» **Records to use**
----

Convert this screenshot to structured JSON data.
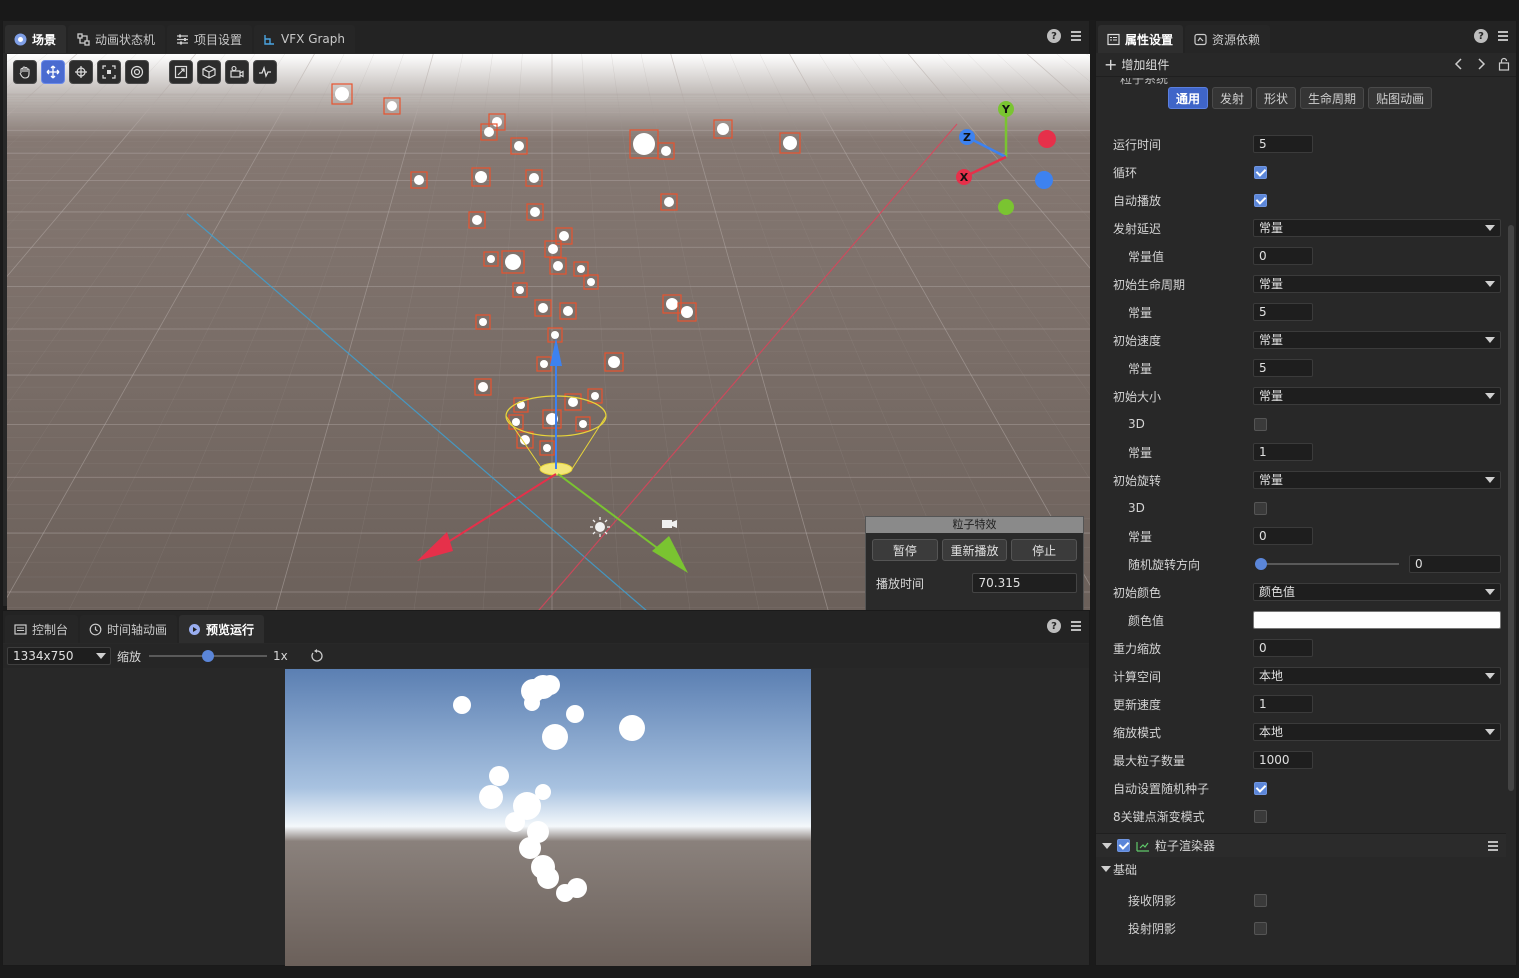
{
  "scene_panel": {
    "tabs": [
      {
        "label": "场景"
      },
      {
        "label": "动画状态机"
      },
      {
        "label": "项目设置"
      },
      {
        "label": "VFX Graph"
      }
    ],
    "help": "?"
  },
  "gizmo": {
    "x": "X",
    "y": "Y",
    "z": "Z"
  },
  "particle_fx": {
    "title": "粒子特效",
    "pause_label": "暂停",
    "replay_label": "重新播放",
    "stop_label": "停止",
    "play_time_label": "播放时间",
    "play_time_value": "70.315"
  },
  "bottom_panel": {
    "tabs": [
      {
        "label": "控制台"
      },
      {
        "label": "时间轴动画"
      },
      {
        "label": "预览运行"
      }
    ],
    "help": "?",
    "resolution": "1334x750",
    "zoom_label": "缩放",
    "zoom_value": "1x",
    "zoom_fraction": 0.5
  },
  "inspector": {
    "tabs": [
      {
        "label": "属性设置"
      },
      {
        "label": "资源依赖"
      }
    ],
    "help": "?",
    "add_component": "增加组件",
    "cut_label": "粒子系统",
    "subtabs": [
      "通用",
      "发射",
      "形状",
      "生命周期",
      "贴图动画"
    ],
    "props": {
      "duration": {
        "label": "运行时间",
        "value": "5"
      },
      "loop": {
        "label": "循环"
      },
      "auto_play": {
        "label": "自动播放"
      },
      "start_delay": {
        "label": "发射延迟",
        "mode": "常量"
      },
      "start_delay_const": {
        "label": "常量值",
        "value": "0"
      },
      "start_lifetime": {
        "label": "初始生命周期",
        "mode": "常量"
      },
      "start_lifetime_const": {
        "label": "常量",
        "value": "5"
      },
      "start_speed": {
        "label": "初始速度",
        "mode": "常量"
      },
      "start_speed_const": {
        "label": "常量",
        "value": "5"
      },
      "start_size": {
        "label": "初始大小",
        "mode": "常量"
      },
      "start_size_3d": {
        "label": "3D"
      },
      "start_size_const": {
        "label": "常量",
        "value": "1"
      },
      "start_rotation": {
        "label": "初始旋转",
        "mode": "常量"
      },
      "start_rotation_3d": {
        "label": "3D"
      },
      "start_rotation_const": {
        "label": "常量",
        "value": "0"
      },
      "random_rotation": {
        "label": "随机旋转方向",
        "value": "0"
      },
      "start_color": {
        "label": "初始颜色",
        "mode": "颜色值"
      },
      "start_color_value": {
        "label": "颜色值"
      },
      "gravity": {
        "label": "重力缩放",
        "value": "0"
      },
      "simulation_space": {
        "label": "计算空间",
        "mode": "本地"
      },
      "simulation_speed": {
        "label": "更新速度",
        "value": "1"
      },
      "scaling_mode": {
        "label": "缩放模式",
        "mode": "本地"
      },
      "max_particles": {
        "label": "最大粒子数量",
        "value": "1000"
      },
      "auto_random_seed": {
        "label": "自动设置随机种子"
      },
      "keyframe_gradient": {
        "label": "8关键点渐变模式"
      }
    },
    "renderer_section": "粒子渲染器",
    "basic_section": "基础",
    "receive_shadows": {
      "label": "接收阴影"
    },
    "cast_shadows": {
      "label": "投射阴影"
    }
  },
  "colors": {
    "accent": "#4a6bd0",
    "x_axis": "#e6304a",
    "y_axis": "#7ac431",
    "z_axis": "#3d82f0"
  }
}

----

Omit the pictures, and quote the material above exactly as given.

Convert this screenshot to structured JSON data.
{
  "scene_panel": {
    "tabs": [
      {
        "label": "场景"
      },
      {
        "label": "动画状态机"
      },
      {
        "label": "项目设置"
      },
      {
        "label": "VFX Graph"
      }
    ],
    "help": "?"
  },
  "gizmo": {
    "x": "X",
    "y": "Y",
    "z": "Z"
  },
  "particle_fx": {
    "title": "粒子特效",
    "pause_label": "暂停",
    "replay_label": "重新播放",
    "stop_label": "停止",
    "play_time_label": "播放时间",
    "play_time_value": "70.315"
  },
  "bottom_panel": {
    "tabs": [
      {
        "label": "控制台"
      },
      {
        "label": "时间轴动画"
      },
      {
        "label": "预览运行"
      }
    ],
    "help": "?",
    "resolution": "1334x750",
    "zoom_label": "缩放",
    "zoom_value": "1x",
    "zoom_fraction": 0.5
  },
  "inspector": {
    "tabs": [
      {
        "label": "属性设置"
      },
      {
        "label": "资源依赖"
      }
    ],
    "help": "?",
    "add_component": "增加组件",
    "cut_label": "粒子系统",
    "subtabs": [
      "通用",
      "发射",
      "形状",
      "生命周期",
      "贴图动画"
    ],
    "props": {
      "duration": {
        "label": "运行时间",
        "value": "5"
      },
      "loop": {
        "label": "循环"
      },
      "auto_play": {
        "label": "自动播放"
      },
      "start_delay": {
        "label": "发射延迟",
        "mode": "常量"
      },
      "start_delay_const": {
        "label": "常量值",
        "value": "0"
      },
      "start_lifetime": {
        "label": "初始生命周期",
        "mode": "常量"
      },
      "start_lifetime_const": {
        "label": "常量",
        "value": "5"
      },
      "start_speed": {
        "label": "初始速度",
        "mode": "常量"
      },
      "start_speed_const": {
        "label": "常量",
        "value": "5"
      },
      "start_size": {
        "label": "初始大小",
        "mode": "常量"
      },
      "start_size_3d": {
        "label": "3D"
      },
      "start_size_const": {
        "label": "常量",
        "value": "1"
      },
      "start_rotation": {
        "label": "初始旋转",
        "mode": "常量"
      },
      "start_rotation_3d": {
        "label": "3D"
      },
      "start_rotation_const": {
        "label": "常量",
        "value": "0"
      },
      "random_rotation": {
        "label": "随机旋转方向",
        "value": "0"
      },
      "start_color": {
        "label": "初始颜色",
        "mode": "颜色值"
      },
      "start_color_value": {
        "label": "颜色值"
      },
      "gravity": {
        "label": "重力缩放",
        "value": "0"
      },
      "simulation_space": {
        "label": "计算空间",
        "mode": "本地"
      },
      "simulation_speed": {
        "label": "更新速度",
        "value": "1"
      },
      "scaling_mode": {
        "label": "缩放模式",
        "mode": "本地"
      },
      "max_particles": {
        "label": "最大粒子数量",
        "value": "1000"
      },
      "auto_random_seed": {
        "label": "自动设置随机种子"
      },
      "keyframe_gradient": {
        "label": "8关键点渐变模式"
      }
    },
    "renderer_section": "粒子渲染器",
    "basic_section": "基础",
    "receive_shadows": {
      "label": "接收阴影"
    },
    "cast_shadows": {
      "label": "投射阴影"
    }
  },
  "colors": {
    "accent": "#4a6bd0",
    "x_axis": "#e6304a",
    "y_axis": "#7ac431",
    "z_axis": "#3d82f0"
  }
}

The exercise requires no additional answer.